→ WRITTEN REQUEST: Retype all of the data exactly as given.

Collected data entries:
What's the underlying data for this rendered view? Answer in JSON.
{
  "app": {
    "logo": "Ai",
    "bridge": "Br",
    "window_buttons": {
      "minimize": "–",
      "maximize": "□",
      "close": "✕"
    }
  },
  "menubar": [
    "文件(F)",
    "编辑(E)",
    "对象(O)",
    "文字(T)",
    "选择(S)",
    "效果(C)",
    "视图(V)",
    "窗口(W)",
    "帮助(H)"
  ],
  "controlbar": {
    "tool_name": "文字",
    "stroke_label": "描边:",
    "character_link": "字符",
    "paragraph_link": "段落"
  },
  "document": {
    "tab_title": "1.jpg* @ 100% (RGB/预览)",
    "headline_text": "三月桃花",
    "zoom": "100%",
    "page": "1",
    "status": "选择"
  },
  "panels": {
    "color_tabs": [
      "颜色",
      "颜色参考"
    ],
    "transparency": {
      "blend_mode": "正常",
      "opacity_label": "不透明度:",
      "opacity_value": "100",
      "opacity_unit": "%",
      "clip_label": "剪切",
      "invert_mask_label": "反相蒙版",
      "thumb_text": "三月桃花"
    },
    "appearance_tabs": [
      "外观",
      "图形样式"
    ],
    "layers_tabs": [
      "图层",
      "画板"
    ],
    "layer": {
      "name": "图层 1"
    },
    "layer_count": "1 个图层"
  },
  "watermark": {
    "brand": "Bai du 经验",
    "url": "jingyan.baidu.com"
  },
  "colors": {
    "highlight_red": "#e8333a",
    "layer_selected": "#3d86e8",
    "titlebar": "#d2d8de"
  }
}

→ SOLUTION FOR THIS PROBLEM:
What's the underlying data for this rendered view? Answer in JSON.
{
  "app": {
    "logo": "Ai",
    "bridge": "Br",
    "window_buttons": {
      "minimize": "–",
      "maximize": "□",
      "close": "✕"
    }
  },
  "menubar": [
    "文件(F)",
    "编辑(E)",
    "对象(O)",
    "文字(T)",
    "选择(S)",
    "效果(C)",
    "视图(V)",
    "窗口(W)",
    "帮助(H)"
  ],
  "controlbar": {
    "tool_name": "文字",
    "stroke_label": "描边:",
    "character_link": "字符",
    "paragraph_link": "段落"
  },
  "document": {
    "tab_title": "1.jpg* @ 100% (RGB/预览)",
    "headline_text": "三月桃花",
    "zoom": "100%",
    "page": "1",
    "status": "选择"
  },
  "panels": {
    "color_tabs": [
      "颜色",
      "颜色参考"
    ],
    "transparency": {
      "blend_mode": "正常",
      "opacity_label": "不透明度:",
      "opacity_value": "100",
      "opacity_unit": "%",
      "clip_label": "剪切",
      "invert_mask_label": "反相蒙版",
      "thumb_text": "三月桃花"
    },
    "appearance_tabs": [
      "外观",
      "图形样式"
    ],
    "layers_tabs": [
      "图层",
      "画板"
    ],
    "layer": {
      "name": "图层 1"
    },
    "layer_count": "1 个图层"
  },
  "watermark": {
    "brand": "Bai du 经验",
    "url": "jingyan.baidu.com"
  },
  "colors": {
    "highlight_red": "#e8333a",
    "layer_selected": "#3d86e8",
    "titlebar": "#d2d8de"
  }
}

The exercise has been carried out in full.